- Source text
Re: [PATCH v2 bpf-next 1/4] bpf: Search for kptrs in prog BTF structs

Amery Hung <ameryhung@xxxxxxxxx> · Mon, 5 Aug 2024 21:07:14 -0700

On Mon, Aug 5, 2024 at 6:57 PM Hou Tao <houtao@xxxxxxxxxxxxxxx> wrote:
>
> Hi,
>
> On 8/6/2024 8:31 AM, Amery Hung wrote:
> > On Mon, Aug 5, 2024 at 3:25 PM Martin KaFai Lau <martin.lau@xxxxxxxxx> wrote:
> >> On 8/5/24 1:44 PM, Amery Hung wrote:
> >>>>>>> Maybe we should move the common btf used by kptr and graph_root into
> >>>>>>> btf_record and let the callers of btf_parse_fields() and
> >>>>>>> btf_record_free() to decide the life cycle of btf in btf_record.

- Task A
In the BPF patch thread, where does the quoted suggestion propose moving the common btf used by kptr and graph_root?
- Task B
Please continue the BPF patch thread from the point where it stops.

- Collected data
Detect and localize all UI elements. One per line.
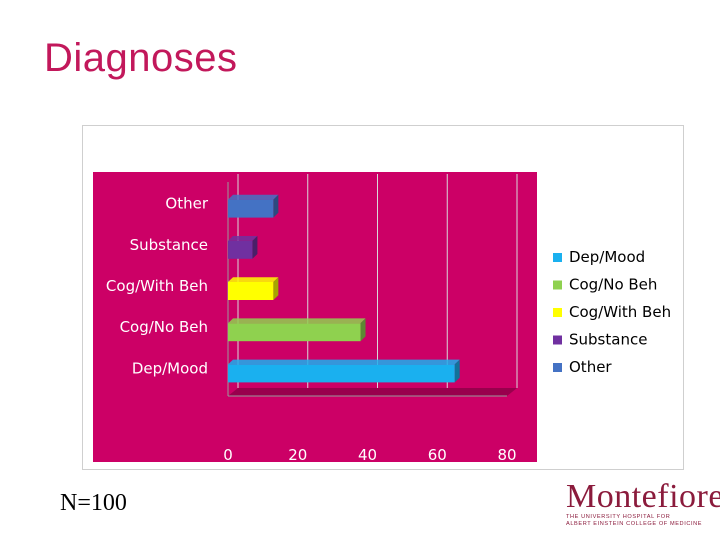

- Exercise response A
Into btf_record.

- Exercise response B
> >>>>>> Could you maybe explain if and why moving btf of btf_field_kptr and
> >>>>>> btf_field_graph_root to btf_record is necessary? I think letting
> >>>>>> callers of btf_parse_fields() and btf_record_free() decide whether or
> >>>>>> not to change refcount should be enough. Besides, I personally would
> >>>>>> like to keep individual btf in btf_field_kptr and
> >>>>>> btf_field_graph_root, so that later we can have special fields
> >>>>>> referencing different btf.
> >>>>> Sorry, I didn't express the rough idea clearly enough. I didn't mean to
> >>>>> move btf of btf_field_kptr and btf_field_graph_root to btf_record,
> >>>>> because there are other btf-s which are different with the btf which
> >>>>> creates the struct_meta_tab. What I was trying to suggest is to save one
> >>>>> btf in btf_record and hope it will simplify the pin and the unpin of btf
> >>>>> in btf_record:
> >>>>>
> >>>>> 1) save the btf which owns the btf_record in btf_record.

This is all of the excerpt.